(Required work)
Everything in the entries except the pictures should be copied exactly.

---------- Task data

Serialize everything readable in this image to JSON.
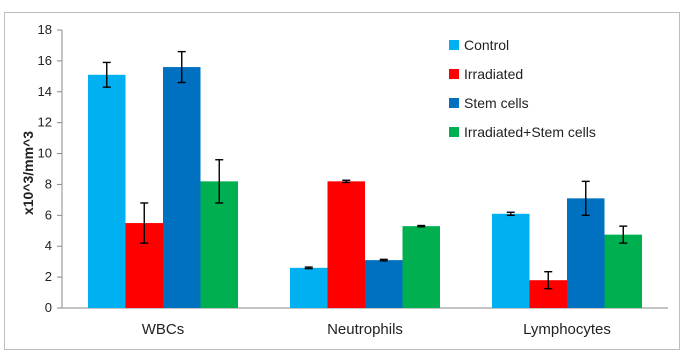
{
  "chart_data": {
    "type": "bar",
    "title": "",
    "xlabel": "",
    "ylabel": "x10^3/mm^3",
    "ylim": [
      0,
      18
    ],
    "yticks": [
      0,
      2,
      4,
      6,
      8,
      10,
      12,
      14,
      16,
      18
    ],
    "grid": false,
    "legend_position": "top-right",
    "categories": [
      "WBCs",
      "Neutrophils",
      "Lymphocytes"
    ],
    "series": [
      {
        "name": "Control",
        "color": "#00B0F0",
        "values": [
          15.1,
          2.6,
          6.1
        ],
        "errors": [
          0.8,
          0.05,
          0.1
        ]
      },
      {
        "name": "Irradiated",
        "color": "#FF0000",
        "values": [
          5.5,
          8.2,
          1.8
        ],
        "errors": [
          1.3,
          0.07,
          0.55
        ]
      },
      {
        "name": "Stem cells",
        "color": "#0070C0",
        "values": [
          15.6,
          3.1,
          7.1
        ],
        "errors": [
          1.0,
          0.05,
          1.1
        ]
      },
      {
        "name": "Irradiated+Stem cells",
        "color": "#00B050",
        "values": [
          8.2,
          5.3,
          4.75
        ],
        "errors": [
          1.4,
          0.04,
          0.55
        ]
      }
    ]
  }
}
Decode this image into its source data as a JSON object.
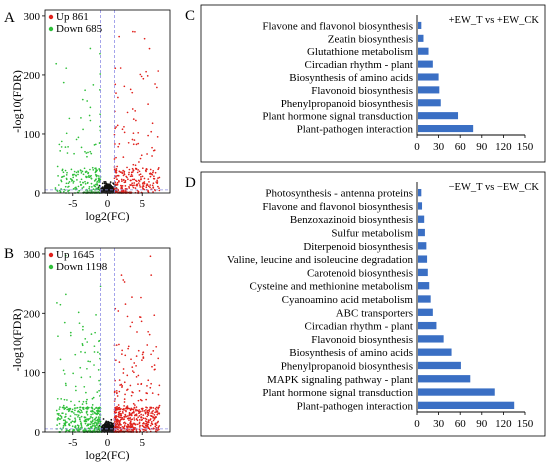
{
  "figure": {
    "colors": {
      "up": "#e0201b",
      "down": "#2fbf3a",
      "ns": "#111111",
      "threshold": "#8f8fe6",
      "bar": "#3a6fc4"
    }
  },
  "chart_data": [
    {
      "panel": "A",
      "type": "scatter",
      "xlabel": "log2(FC)",
      "ylabel": "-log10(FDR)",
      "xlim": [
        -9,
        9
      ],
      "ylim": [
        0,
        310
      ],
      "xticks": [
        -5,
        0,
        5
      ],
      "yticks": [
        0,
        100,
        200,
        300
      ],
      "thresholds": {
        "log2fc": [
          -1,
          1
        ],
        "neglog10fdr": 1.3
      },
      "grid": false,
      "legend": [
        {
          "label": "Up 861",
          "color": "#e0201b"
        },
        {
          "label": "Down 685",
          "color": "#2fbf3a"
        }
      ],
      "legend_position": "top-left",
      "counts": {
        "up": 861,
        "down": 685
      }
    },
    {
      "panel": "B",
      "type": "scatter",
      "xlabel": "log2(FC)",
      "ylabel": "-log10(FDR)",
      "xlim": [
        -9,
        9
      ],
      "ylim": [
        0,
        310
      ],
      "xticks": [
        -5,
        0,
        5
      ],
      "yticks": [
        0,
        100,
        200,
        300
      ],
      "thresholds": {
        "log2fc": [
          -1,
          1
        ],
        "neglog10fdr": 1.3
      },
      "grid": false,
      "legend": [
        {
          "label": "Up 1645",
          "color": "#e0201b"
        },
        {
          "label": "Down 1198",
          "color": "#2fbf3a"
        }
      ],
      "legend_position": "top-left",
      "counts": {
        "up": 1645,
        "down": 1198
      }
    },
    {
      "panel": "C",
      "type": "bar",
      "orientation": "horizontal",
      "legend_text": "+EW_T vs +EW_CK",
      "legend_position": "top-right",
      "categories": [
        "Flavone and flavonol biosynthesis",
        "Zeatin biosynthesis",
        "Glutathione metabolism",
        "Circadian rhythm - plant",
        "Biosynthesis of amino acids",
        "Flavonoid biosynthesis",
        "Phenylpropanoid biosynthesis",
        "Plant hormone signal transduction",
        "Plant-pathogen interaction"
      ],
      "values": [
        6,
        9,
        16,
        22,
        30,
        31,
        33,
        57,
        78
      ],
      "xticks": [
        0,
        30,
        60,
        90,
        120,
        150
      ],
      "xlim": [
        0,
        150
      ],
      "grid": false
    },
    {
      "panel": "D",
      "type": "bar",
      "orientation": "horizontal",
      "legend_text": "−EW_T vs −EW_CK",
      "legend_position": "top-right",
      "categories": [
        "Photosynthesis - antenna proteins",
        "Flavone and flavonol biosynthesis",
        "Benzoxazinoid biosynthesis",
        "Sulfur metabolism",
        "Diterpenoid biosynthesis",
        "Valine, leucine and isoleucine degradation",
        "Carotenoid biosynthesis",
        "Cysteine and methionine metabolism",
        "Cyanoamino acid metabolism",
        "ABC transporters",
        "Circadian rhythm - plant",
        "Flavonoid biosynthesis",
        "Biosynthesis of amino acids",
        "Phenylpropanoid biosynthesis",
        "MAPK signaling pathway - plant",
        "Plant hormone signal transduction",
        "Plant-pathogen interaction"
      ],
      "values": [
        6,
        7,
        10,
        11,
        13,
        14,
        15,
        17,
        19,
        22,
        27,
        37,
        48,
        61,
        74,
        108,
        135
      ],
      "xticks": [
        0,
        30,
        60,
        90,
        120,
        150
      ],
      "xlim": [
        0,
        150
      ],
      "grid": false
    }
  ]
}
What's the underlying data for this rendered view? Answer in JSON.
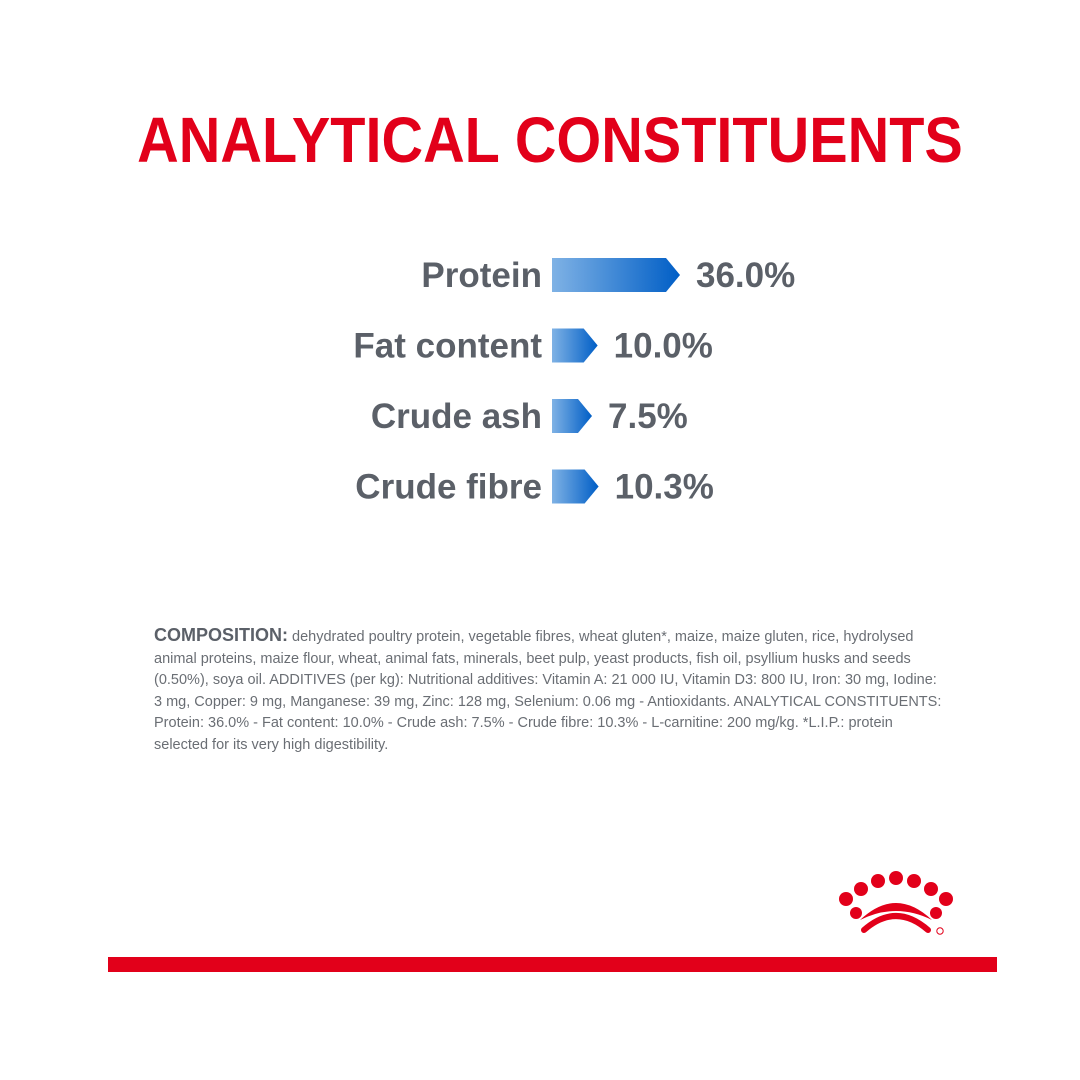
{
  "title": "ANALYTICAL CONSTITUENTS",
  "chart_data": {
    "type": "bar",
    "orientation": "horizontal",
    "title": "",
    "xlabel": "",
    "ylabel": "",
    "grid": false,
    "categories": [
      "Protein",
      "Fat content",
      "Crude ash",
      "Crude fibre"
    ],
    "values": [
      36.0,
      10.0,
      7.5,
      10.3
    ],
    "value_labels": [
      "36.0%",
      "10.0%",
      "7.5%",
      "10.3%"
    ],
    "unit": "%",
    "bar_gradient": [
      "#7fb2e5",
      "#005ec6"
    ]
  },
  "composition": {
    "lead": "COMPOSITION:",
    "text": " dehydrated poultry protein, vegetable fibres, wheat gluten*, maize, maize gluten, rice, hydrolysed animal proteins, maize flour, wheat, animal fats, minerals, beet pulp, yeast products, fish oil, psyllium husks and seeds (0.50%), soya oil. ADDITIVES (per kg): Nutritional additives: Vitamin A: 21 000 IU, Vitamin D3: 800 IU, Iron: 30 mg, Iodine: 3 mg, Copper: 9 mg, Manganese: 39 mg, Zinc: 128 mg, Selenium: 0.06 mg - Antioxidants. ANALYTICAL CONSTITUENTS: Protein: 36.0% - Fat content: 10.0% - Crude ash: 7.5% - Crude fibre: 10.3% - L-carnitine: 200 mg/kg. *L.I.P.: protein selected for its very high digestibility."
  },
  "colors": {
    "brand_red": "#e2001a",
    "label_gray": "#5b6068",
    "bar_blue_light": "#7fb2e5",
    "bar_blue_dark": "#005ec6"
  },
  "icons": [
    "crown-logo-icon"
  ]
}
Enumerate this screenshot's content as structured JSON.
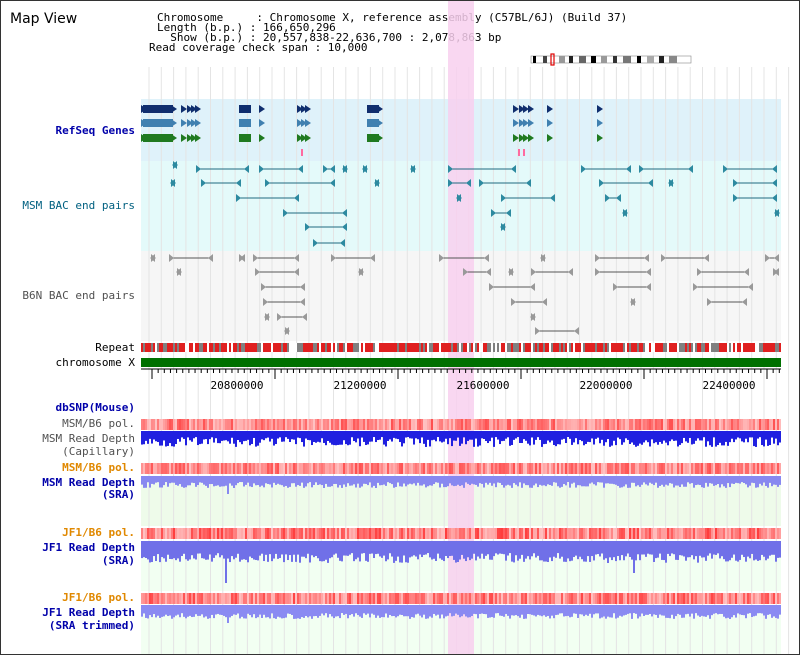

--------------------

(Task solution)
Serialize everything readable in this image to JSON.
{
  "chart_data": {
    "type": "bar",
    "title": "",
    "xlabel": "",
    "ylabel": "x10^3/mm^3",
    "ylim": [
      0,
      18
    ],
    "yticks": [
      0,
      2,
      4,
      6,
      8,
      10,
      12,
      14,
      16,
      18
    ],
    "grid": false,
    "legend_position": "top-right",
    "categories": [
      "WBCs",
      "Neutrophils",
      "Lymphocytes"
    ],
    "series": [
      {
        "name": "Control",
        "color": "#00B0F0",
        "values": [
          15.1,
          2.6,
          6.1
        ],
        "errors": [
          0.8,
          0.05,
          0.1
        ]
      },
      {
        "name": "Irradiated",
        "color": "#FF0000",
        "values": [
          5.5,
          8.2,
          1.8
        ],
        "errors": [
          1.3,
          0.07,
          0.55
        ]
      },
      {
        "name": "Stem cells",
        "color": "#0070C0",
        "values": [
          15.6,
          3.1,
          7.1
        ],
        "errors": [
          1.0,
          0.05,
          1.1
        ]
      },
      {
        "name": "Irradiated+Stem cells",
        "color": "#00B050",
        "values": [
          8.2,
          5.3,
          4.75
        ],
        "errors": [
          1.4,
          0.04,
          0.55
        ]
      }
    ]
  }
}
Decode this image into its source data as a JSON object.
{
  "figure": {
    "colors": {
      "up": "#e0201b",
      "down": "#2fbf3a",
      "ns": "#111111",
      "threshold": "#8f8fe6",
      "bar": "#3a6fc4"
    }
  },
  "chart_data": [
    {
      "panel": "A",
      "type": "scatter",
      "xlabel": "log2(FC)",
      "ylabel": "-log10(FDR)",
      "xlim": [
        -9,
        9
      ],
      "ylim": [
        0,
        310
      ],
      "xticks": [
        -5,
        0,
        5
      ],
      "yticks": [
        0,
        100,
        200,
        300
      ],
      "thresholds": {
        "log2fc": [
          -1,
          1
        ],
        "neglog10fdr": 1.3
      },
      "grid": false,
      "legend": [
        {
          "label": "Up 861",
          "color": "#e0201b"
        },
        {
          "label": "Down 685",
          "color": "#2fbf3a"
        }
      ],
      "legend_position": "top-left",
      "counts": {
        "up": 861,
        "down": 685
      }
    },
    {
      "panel": "B",
      "type": "scatter",
      "xlabel": "log2(FC)",
      "ylabel": "-log10(FDR)",
      "xlim": [
        -9,
        9
      ],
      "ylim": [
        0,
        310
      ],
      "xticks": [
        -5,
        0,
        5
      ],
      "yticks": [
        0,
        100,
        200,
        300
      ],
      "thresholds": {
        "log2fc": [
          -1,
          1
        ],
        "neglog10fdr": 1.3
      },
      "grid": false,
      "legend": [
        {
          "label": "Up 1645",
          "color": "#e0201b"
        },
        {
          "label": "Down 1198",
          "color": "#2fbf3a"
        }
      ],
      "legend_position": "top-left",
      "counts": {
        "up": 1645,
        "down": 1198
      }
    },
    {
      "panel": "C",
      "type": "bar",
      "orientation": "horizontal",
      "legend_text": "+EW_T vs +EW_CK",
      "legend_position": "top-right",
      "categories": [
        "Flavone and flavonol biosynthesis",
        "Zeatin biosynthesis",
        "Glutathione metabolism",
        "Circadian rhythm - plant",
        "Biosynthesis of amino acids",
        "Flavonoid biosynthesis",
        "Phenylpropanoid biosynthesis",
        "Plant hormone signal transduction",
        "Plant-pathogen interaction"
      ],
      "values": [
        6,
        9,
        16,
        22,
        30,
        31,
        33,
        57,
        78
      ],
      "xticks": [
        0,
        30,
        60,
        90,
        120,
        150
      ],
      "xlim": [
        0,
        150
      ],
      "grid": false
    },
    {
      "panel": "D",
      "type": "bar",
      "orientation": "horizontal",
      "legend_text": "−EW_T vs −EW_CK",
      "legend_position": "top-right",
      "categories": [
        "Photosynthesis - antenna proteins",
        "Flavone and flavonol biosynthesis",
        "Benzoxazinoid biosynthesis",
        "Sulfur metabolism",
        "Diterpenoid biosynthesis",
        "Valine, leucine and isoleucine degradation",
        "Carotenoid biosynthesis",
        "Cysteine and methionine metabolism",
        "Cyanoamino acid metabolism",
        "ABC transporters",
        "Circadian rhythm - plant",
        "Flavonoid biosynthesis",
        "Biosynthesis of amino acids",
        "Phenylpropanoid biosynthesis",
        "MAPK signaling pathway - plant",
        "Plant hormone signal transduction",
        "Plant-pathogen interaction"
      ],
      "values": [
        6,
        7,
        10,
        11,
        13,
        14,
        15,
        17,
        19,
        22,
        27,
        37,
        48,
        61,
        74,
        108,
        135
      ],
      "xticks": [
        0,
        30,
        60,
        90,
        120,
        150
      ],
      "xlim": [
        0,
        150
      ],
      "grid": false
    }
  ]
}
What's the underlying data for this rendered view? Answer in JSON.
{
  "title": "ANALYTICAL CONSTITUENTS",
  "chart_data": {
    "type": "bar",
    "orientation": "horizontal",
    "title": "",
    "xlabel": "",
    "ylabel": "",
    "grid": false,
    "categories": [
      "Protein",
      "Fat content",
      "Crude ash",
      "Crude fibre"
    ],
    "values": [
      36.0,
      10.0,
      7.5,
      10.3
    ],
    "value_labels": [
      "36.0%",
      "10.0%",
      "7.5%",
      "10.3%"
    ],
    "unit": "%",
    "bar_gradient": [
      "#7fb2e5",
      "#005ec6"
    ]
  },
  "composition": {
    "lead": "COMPOSITION:",
    "text": " dehydrated poultry protein, vegetable fibres, wheat gluten*, maize, maize gluten, rice, hydrolysed animal proteins, maize flour, wheat, animal fats, minerals, beet pulp, yeast products, fish oil, psyllium husks and seeds (0.50%), soya oil. ADDITIVES (per kg): Nutritional additives: Vitamin A: 21 000 IU, Vitamin D3: 800 IU, Iron: 30 mg, Iodine: 3 mg, Copper: 9 mg, Manganese: 39 mg, Zinc: 128 mg, Selenium: 0.06 mg - Antioxidants. ANALYTICAL CONSTITUENTS: Protein: 36.0% - Fat content: 10.0% - Crude ash: 7.5% - Crude fibre: 10.3% - L-carnitine: 200 mg/kg. *L.I.P.: protein selected for its very high digestibility."
  },
  "colors": {
    "brand_red": "#e2001a",
    "label_gray": "#5b6068",
    "bar_blue_light": "#7fb2e5",
    "bar_blue_dark": "#005ec6"
  },
  "icons": [
    "crown-logo-icon"
  ]
}
Enumerate this screenshot's content as structured JSON.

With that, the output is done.